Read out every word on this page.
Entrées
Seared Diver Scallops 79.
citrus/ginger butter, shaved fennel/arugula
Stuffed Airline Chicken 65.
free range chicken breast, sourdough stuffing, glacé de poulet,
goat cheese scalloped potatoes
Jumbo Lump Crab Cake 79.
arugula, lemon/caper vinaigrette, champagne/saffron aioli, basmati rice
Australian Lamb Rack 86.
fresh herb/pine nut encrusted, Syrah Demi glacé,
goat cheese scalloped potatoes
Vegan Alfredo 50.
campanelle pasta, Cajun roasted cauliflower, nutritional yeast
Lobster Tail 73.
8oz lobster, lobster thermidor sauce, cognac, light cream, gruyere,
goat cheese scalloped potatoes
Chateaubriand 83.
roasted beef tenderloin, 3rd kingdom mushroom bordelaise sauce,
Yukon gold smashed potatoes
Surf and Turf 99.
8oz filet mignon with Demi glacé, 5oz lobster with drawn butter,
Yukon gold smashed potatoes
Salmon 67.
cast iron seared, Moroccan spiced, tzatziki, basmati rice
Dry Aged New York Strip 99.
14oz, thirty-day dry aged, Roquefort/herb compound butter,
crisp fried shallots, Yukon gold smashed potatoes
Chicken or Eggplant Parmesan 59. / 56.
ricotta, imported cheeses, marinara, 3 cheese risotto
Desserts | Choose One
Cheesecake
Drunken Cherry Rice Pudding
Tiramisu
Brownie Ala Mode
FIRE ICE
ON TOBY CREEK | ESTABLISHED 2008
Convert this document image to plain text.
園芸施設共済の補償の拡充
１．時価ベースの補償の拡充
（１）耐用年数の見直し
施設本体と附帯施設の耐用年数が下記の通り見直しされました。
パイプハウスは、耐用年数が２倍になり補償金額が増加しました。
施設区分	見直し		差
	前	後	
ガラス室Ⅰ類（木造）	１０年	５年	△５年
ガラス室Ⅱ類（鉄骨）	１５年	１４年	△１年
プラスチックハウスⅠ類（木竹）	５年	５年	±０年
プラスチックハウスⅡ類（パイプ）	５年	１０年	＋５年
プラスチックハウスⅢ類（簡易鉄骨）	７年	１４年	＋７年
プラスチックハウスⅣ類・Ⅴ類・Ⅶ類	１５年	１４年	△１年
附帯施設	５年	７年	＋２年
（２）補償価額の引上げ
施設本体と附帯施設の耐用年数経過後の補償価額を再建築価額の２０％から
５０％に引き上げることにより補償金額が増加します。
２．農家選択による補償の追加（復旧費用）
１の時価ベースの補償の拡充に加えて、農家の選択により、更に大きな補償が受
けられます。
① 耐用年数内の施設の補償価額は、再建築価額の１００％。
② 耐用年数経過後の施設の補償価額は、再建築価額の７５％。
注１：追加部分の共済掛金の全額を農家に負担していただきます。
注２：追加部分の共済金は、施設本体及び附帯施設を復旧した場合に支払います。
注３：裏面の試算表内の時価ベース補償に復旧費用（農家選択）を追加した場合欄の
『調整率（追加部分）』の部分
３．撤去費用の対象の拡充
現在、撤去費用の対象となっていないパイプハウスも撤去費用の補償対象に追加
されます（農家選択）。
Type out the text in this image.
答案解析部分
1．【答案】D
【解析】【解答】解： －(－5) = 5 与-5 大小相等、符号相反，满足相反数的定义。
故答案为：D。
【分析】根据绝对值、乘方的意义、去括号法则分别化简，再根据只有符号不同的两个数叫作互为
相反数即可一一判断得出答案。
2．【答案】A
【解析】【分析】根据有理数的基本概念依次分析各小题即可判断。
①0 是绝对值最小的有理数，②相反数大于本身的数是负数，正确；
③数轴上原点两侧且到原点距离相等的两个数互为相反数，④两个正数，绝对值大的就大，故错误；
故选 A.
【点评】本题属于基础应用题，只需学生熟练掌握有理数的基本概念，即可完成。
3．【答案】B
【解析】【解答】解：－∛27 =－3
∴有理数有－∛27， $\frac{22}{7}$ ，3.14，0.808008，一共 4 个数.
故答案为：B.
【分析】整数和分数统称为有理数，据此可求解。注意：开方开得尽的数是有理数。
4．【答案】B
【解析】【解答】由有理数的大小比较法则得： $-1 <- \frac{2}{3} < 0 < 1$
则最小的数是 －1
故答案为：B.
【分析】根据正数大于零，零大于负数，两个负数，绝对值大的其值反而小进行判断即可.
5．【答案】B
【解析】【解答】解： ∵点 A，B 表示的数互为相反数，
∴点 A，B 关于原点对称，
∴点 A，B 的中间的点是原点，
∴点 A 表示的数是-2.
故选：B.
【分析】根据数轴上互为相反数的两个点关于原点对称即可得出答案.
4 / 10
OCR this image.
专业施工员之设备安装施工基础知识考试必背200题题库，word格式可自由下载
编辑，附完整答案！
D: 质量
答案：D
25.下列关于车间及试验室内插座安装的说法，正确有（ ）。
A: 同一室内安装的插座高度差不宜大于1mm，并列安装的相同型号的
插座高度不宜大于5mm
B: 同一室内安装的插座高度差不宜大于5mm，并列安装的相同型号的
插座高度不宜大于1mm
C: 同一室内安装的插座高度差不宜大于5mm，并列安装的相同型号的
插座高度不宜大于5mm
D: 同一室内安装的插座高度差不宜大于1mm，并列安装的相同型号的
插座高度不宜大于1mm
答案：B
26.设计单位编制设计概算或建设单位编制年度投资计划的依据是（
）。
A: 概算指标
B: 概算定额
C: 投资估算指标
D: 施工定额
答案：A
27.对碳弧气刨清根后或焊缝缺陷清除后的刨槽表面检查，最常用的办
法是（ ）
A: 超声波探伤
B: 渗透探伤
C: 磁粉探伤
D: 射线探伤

▸ **Stated goal**
Copy out every line of the material above that mentions the word "text".

▸ **Right answer**
Convert this document image to plain text.
Type out the text in this image.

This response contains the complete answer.